TASK: Your task is to transcribe all of the data below exactly, omitting the images.

ENTRIES:
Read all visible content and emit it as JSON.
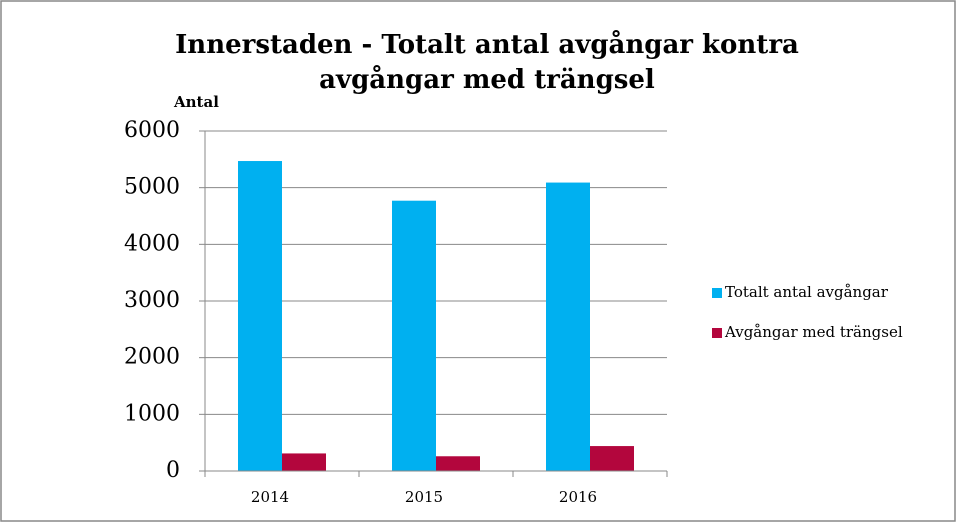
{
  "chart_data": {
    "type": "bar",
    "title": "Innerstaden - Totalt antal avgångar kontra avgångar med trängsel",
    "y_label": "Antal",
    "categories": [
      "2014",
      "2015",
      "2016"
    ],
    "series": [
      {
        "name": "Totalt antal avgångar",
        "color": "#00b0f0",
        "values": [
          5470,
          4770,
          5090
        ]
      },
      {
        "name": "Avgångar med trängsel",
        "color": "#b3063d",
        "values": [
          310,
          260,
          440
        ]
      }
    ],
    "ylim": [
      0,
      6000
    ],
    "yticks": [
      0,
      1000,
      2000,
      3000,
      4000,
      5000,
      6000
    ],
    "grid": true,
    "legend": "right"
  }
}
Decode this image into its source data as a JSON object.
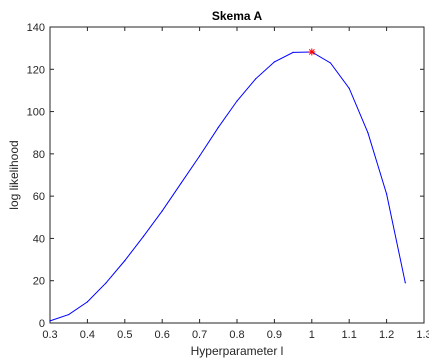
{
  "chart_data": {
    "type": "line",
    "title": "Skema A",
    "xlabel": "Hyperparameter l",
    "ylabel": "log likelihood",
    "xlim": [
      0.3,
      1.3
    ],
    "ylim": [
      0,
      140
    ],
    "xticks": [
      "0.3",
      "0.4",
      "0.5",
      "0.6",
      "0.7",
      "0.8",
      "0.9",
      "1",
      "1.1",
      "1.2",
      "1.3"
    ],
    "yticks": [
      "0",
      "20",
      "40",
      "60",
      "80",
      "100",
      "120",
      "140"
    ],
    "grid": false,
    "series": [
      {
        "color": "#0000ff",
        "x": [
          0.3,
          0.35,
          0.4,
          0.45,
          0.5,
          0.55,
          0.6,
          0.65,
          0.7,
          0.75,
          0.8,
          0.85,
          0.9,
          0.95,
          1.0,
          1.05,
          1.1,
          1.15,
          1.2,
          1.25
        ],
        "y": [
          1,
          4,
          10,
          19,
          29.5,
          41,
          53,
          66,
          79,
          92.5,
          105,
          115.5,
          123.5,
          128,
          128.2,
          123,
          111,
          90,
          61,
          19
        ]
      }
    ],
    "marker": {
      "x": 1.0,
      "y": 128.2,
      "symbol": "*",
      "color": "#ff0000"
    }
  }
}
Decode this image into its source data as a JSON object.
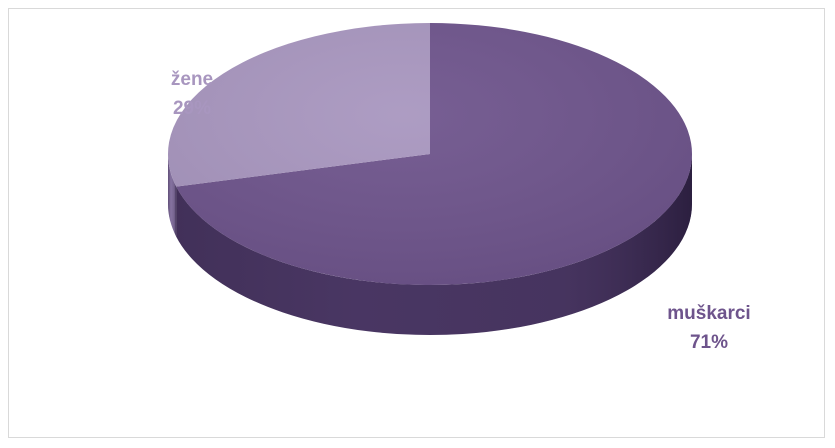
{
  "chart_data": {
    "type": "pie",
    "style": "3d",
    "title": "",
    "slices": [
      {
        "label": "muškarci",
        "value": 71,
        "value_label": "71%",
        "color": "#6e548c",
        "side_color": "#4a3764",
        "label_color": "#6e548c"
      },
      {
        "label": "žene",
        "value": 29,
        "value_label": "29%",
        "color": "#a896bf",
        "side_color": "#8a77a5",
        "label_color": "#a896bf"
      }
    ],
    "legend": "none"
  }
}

SOLUTION FOR THIS TASK:
Read all visible content and emit it as JSON.
{
  "chart_data": {
    "type": "bar",
    "title": "Innerstaden - Totalt antal avgångar kontra avgångar med trängsel",
    "y_label": "Antal",
    "categories": [
      "2014",
      "2015",
      "2016"
    ],
    "series": [
      {
        "name": "Totalt antal avgångar",
        "color": "#00b0f0",
        "values": [
          5470,
          4770,
          5090
        ]
      },
      {
        "name": "Avgångar med trängsel",
        "color": "#b3063d",
        "values": [
          310,
          260,
          440
        ]
      }
    ],
    "ylim": [
      0,
      6000
    ],
    "yticks": [
      0,
      1000,
      2000,
      3000,
      4000,
      5000,
      6000
    ],
    "grid": true,
    "legend": "right"
  }
}
Decode this image into its source data as a JSON object.
{
  "chart_data": {
    "type": "line",
    "title": "Skema A",
    "xlabel": "Hyperparameter l",
    "ylabel": "log likelihood",
    "xlim": [
      0.3,
      1.3
    ],
    "ylim": [
      0,
      140
    ],
    "xticks": [
      "0.3",
      "0.4",
      "0.5",
      "0.6",
      "0.7",
      "0.8",
      "0.9",
      "1",
      "1.1",
      "1.2",
      "1.3"
    ],
    "yticks": [
      "0",
      "20",
      "40",
      "60",
      "80",
      "100",
      "120",
      "140"
    ],
    "grid": false,
    "series": [
      {
        "color": "#0000ff",
        "x": [
          0.3,
          0.35,
          0.4,
          0.45,
          0.5,
          0.55,
          0.6,
          0.65,
          0.7,
          0.75,
          0.8,
          0.85,
          0.9,
          0.95,
          1.0,
          1.05,
          1.1,
          1.15,
          1.2,
          1.25
        ],
        "y": [
          1,
          4,
          10,
          19,
          29.5,
          41,
          53,
          66,
          79,
          92.5,
          105,
          115.5,
          123.5,
          128,
          128.2,
          123,
          111,
          90,
          61,
          19
        ]
      }
    ],
    "marker": {
      "x": 1.0,
      "y": 128.2,
      "symbol": "*",
      "color": "#ff0000"
    }
  }
}
Decode this image into its source data as a JSON object.
{
  "chart_data": {
    "type": "pie",
    "style": "3d",
    "title": "",
    "slices": [
      {
        "label": "muškarci",
        "value": 71,
        "value_label": "71%",
        "color": "#6e548c",
        "side_color": "#4a3764",
        "label_color": "#6e548c"
      },
      {
        "label": "žene",
        "value": 29,
        "value_label": "29%",
        "color": "#a896bf",
        "side_color": "#8a77a5",
        "label_color": "#a896bf"
      }
    ],
    "legend": "none"
  }
}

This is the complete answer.